#### Aim of the exercise:
Leave the pictures out and print every record below exactly as it stands.

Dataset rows
=====

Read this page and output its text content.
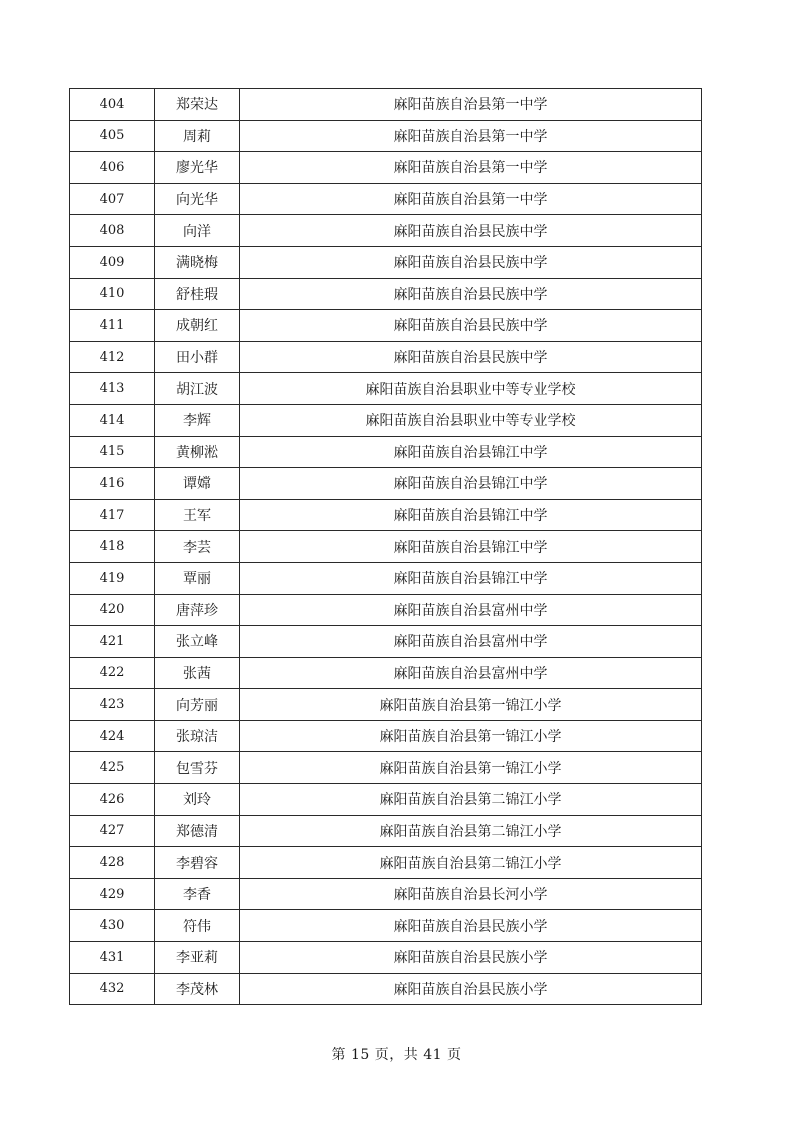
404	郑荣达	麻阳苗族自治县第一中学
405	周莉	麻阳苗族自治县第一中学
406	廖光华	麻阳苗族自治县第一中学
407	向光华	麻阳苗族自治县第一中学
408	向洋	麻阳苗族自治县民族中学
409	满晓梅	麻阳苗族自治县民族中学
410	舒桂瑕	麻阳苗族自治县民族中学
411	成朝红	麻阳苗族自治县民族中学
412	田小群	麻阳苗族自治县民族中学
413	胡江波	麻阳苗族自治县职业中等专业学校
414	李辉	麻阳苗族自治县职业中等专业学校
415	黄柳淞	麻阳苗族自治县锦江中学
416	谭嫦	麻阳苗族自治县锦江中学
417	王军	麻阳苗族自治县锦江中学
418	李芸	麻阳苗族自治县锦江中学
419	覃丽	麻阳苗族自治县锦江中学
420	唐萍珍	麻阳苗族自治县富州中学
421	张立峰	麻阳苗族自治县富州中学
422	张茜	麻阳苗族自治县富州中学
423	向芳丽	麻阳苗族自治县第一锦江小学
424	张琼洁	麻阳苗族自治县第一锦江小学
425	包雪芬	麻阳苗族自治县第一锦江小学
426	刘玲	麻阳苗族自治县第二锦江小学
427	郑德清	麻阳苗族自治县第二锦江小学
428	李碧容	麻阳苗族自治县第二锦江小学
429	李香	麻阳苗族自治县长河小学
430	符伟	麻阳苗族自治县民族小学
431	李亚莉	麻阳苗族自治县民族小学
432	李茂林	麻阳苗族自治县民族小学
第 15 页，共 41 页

=====

#### Answer for this exercise:
Read this page and output its text content.
404	郑荣达	麻阳苗族自治县第一中学
405	周莉	麻阳苗族自治县第一中学
406	廖光华	麻阳苗族自治县第一中学
407	向光华	麻阳苗族自治县第一中学
408	向洋	麻阳苗族自治县民族中学
409	满晓梅	麻阳苗族自治县民族中学
410	舒桂瑕	麻阳苗族自治县民族中学
411	成朝红	麻阳苗族自治县民族中学
412	田小群	麻阳苗族自治县民族中学
413	胡江波	麻阳苗族自治县职业中等专业学校
414	李辉	麻阳苗族自治县职业中等专业学校
415	黄柳淞	麻阳苗族自治县锦江中学
416	谭嫦	麻阳苗族自治县锦江中学
417	王军	麻阳苗族自治县锦江中学
418	李芸	麻阳苗族自治县锦江中学
419	覃丽	麻阳苗族自治县锦江中学
420	唐萍珍	麻阳苗族自治县富州中学
421	张立峰	麻阳苗族自治县富州中学
422	张茜	麻阳苗族自治县富州中学
423	向芳丽	麻阳苗族自治县第一锦江小学
424	张琼洁	麻阳苗族自治县第一锦江小学
425	包雪芬	麻阳苗族自治县第一锦江小学
426	刘玲	麻阳苗族自治县第二锦江小学
427	郑德清	麻阳苗族自治县第二锦江小学
428	李碧容	麻阳苗族自治县第二锦江小学
429	李香	麻阳苗族自治县长河小学
430	符伟	麻阳苗族自治县民族小学
431	李亚莉	麻阳苗族自治县民族小学
432	李茂林	麻阳苗族自治县民族小学
第 15 页，共 41 页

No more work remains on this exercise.